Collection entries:
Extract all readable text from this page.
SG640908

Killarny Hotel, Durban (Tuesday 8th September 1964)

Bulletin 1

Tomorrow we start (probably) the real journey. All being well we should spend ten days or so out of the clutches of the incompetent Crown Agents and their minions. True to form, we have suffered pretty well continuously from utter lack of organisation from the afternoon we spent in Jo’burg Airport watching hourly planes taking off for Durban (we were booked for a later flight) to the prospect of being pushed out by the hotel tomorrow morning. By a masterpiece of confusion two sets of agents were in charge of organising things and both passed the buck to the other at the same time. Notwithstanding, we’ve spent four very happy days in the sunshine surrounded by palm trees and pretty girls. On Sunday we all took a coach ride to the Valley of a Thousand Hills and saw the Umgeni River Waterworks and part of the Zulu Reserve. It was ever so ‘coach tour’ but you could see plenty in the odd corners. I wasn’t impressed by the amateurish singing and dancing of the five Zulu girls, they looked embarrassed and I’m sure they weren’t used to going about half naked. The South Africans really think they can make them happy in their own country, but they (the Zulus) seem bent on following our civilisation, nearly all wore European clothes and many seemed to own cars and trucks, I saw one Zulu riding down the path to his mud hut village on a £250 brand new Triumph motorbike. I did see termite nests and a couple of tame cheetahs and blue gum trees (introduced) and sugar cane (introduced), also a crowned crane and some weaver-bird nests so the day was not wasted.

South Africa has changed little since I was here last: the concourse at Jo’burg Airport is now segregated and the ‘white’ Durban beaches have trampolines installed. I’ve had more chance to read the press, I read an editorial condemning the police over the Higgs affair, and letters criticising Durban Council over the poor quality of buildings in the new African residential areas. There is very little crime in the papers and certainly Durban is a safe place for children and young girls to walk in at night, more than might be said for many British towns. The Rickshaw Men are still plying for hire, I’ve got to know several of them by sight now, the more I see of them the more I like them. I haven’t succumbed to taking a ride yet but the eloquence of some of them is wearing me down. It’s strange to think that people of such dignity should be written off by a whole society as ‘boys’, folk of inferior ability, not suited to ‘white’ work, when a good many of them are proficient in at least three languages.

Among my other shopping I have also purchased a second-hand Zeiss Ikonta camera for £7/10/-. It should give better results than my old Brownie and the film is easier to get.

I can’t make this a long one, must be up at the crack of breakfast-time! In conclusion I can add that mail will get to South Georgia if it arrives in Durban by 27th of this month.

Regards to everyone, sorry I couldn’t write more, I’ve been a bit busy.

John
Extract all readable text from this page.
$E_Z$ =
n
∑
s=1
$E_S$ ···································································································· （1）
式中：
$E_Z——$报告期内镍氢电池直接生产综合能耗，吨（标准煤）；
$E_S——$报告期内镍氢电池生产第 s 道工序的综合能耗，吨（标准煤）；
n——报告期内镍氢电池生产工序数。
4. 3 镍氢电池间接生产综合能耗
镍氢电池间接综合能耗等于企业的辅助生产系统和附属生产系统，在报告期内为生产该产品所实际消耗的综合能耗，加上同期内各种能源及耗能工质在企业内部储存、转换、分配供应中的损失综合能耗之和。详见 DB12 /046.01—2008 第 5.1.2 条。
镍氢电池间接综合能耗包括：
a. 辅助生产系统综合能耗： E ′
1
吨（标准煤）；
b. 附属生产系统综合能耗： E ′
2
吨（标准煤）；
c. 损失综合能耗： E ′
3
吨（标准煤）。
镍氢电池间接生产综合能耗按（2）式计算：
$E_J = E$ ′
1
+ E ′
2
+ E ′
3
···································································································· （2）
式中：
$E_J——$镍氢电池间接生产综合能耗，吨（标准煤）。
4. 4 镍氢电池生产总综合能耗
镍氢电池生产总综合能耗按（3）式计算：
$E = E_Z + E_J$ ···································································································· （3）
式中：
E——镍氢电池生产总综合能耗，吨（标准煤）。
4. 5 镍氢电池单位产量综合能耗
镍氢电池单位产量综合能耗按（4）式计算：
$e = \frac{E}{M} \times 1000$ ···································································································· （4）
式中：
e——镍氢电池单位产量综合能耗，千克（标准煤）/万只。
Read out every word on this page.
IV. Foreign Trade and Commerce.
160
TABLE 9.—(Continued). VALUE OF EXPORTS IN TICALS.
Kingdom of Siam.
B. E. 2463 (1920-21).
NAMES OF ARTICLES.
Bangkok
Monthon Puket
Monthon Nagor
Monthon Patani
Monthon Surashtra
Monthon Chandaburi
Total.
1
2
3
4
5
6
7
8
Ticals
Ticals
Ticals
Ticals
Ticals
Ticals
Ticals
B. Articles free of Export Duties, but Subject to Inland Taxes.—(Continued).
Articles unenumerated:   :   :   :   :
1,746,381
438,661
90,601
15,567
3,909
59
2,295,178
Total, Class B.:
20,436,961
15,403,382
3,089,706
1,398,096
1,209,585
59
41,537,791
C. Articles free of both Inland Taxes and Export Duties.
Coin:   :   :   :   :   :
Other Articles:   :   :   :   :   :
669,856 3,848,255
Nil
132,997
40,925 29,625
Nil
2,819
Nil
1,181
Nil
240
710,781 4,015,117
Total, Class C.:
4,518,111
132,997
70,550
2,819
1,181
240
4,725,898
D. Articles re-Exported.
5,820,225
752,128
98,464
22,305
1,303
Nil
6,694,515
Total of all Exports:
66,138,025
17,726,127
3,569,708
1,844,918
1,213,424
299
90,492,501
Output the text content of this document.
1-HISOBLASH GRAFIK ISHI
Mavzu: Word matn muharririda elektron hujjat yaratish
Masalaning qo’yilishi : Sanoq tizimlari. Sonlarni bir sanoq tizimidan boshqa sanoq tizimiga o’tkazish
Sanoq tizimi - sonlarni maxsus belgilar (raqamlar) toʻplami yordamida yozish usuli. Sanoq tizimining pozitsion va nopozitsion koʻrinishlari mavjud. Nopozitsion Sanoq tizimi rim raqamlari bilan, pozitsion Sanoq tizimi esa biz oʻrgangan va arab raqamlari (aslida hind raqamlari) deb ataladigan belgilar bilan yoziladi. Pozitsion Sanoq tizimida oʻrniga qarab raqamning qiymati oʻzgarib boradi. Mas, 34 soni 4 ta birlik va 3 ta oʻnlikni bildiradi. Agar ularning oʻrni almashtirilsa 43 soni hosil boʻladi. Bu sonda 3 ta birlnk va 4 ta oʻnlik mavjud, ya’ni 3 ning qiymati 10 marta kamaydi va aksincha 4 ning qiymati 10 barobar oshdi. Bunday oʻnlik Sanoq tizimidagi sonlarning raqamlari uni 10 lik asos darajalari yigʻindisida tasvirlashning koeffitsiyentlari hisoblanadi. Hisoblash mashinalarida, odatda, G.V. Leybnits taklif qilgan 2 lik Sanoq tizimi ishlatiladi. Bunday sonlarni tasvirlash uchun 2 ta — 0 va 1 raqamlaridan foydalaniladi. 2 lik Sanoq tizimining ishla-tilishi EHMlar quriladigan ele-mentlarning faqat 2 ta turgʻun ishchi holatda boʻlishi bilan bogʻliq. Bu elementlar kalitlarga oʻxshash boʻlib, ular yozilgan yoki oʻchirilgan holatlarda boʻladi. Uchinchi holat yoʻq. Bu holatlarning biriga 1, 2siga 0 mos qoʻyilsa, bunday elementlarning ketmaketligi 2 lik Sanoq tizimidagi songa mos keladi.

*Problem*
Scan the material line by line and report each one that contains "Total".

*Response below*
Total.
Total, Class B.:
Total, Class C.:
Total of all Exports:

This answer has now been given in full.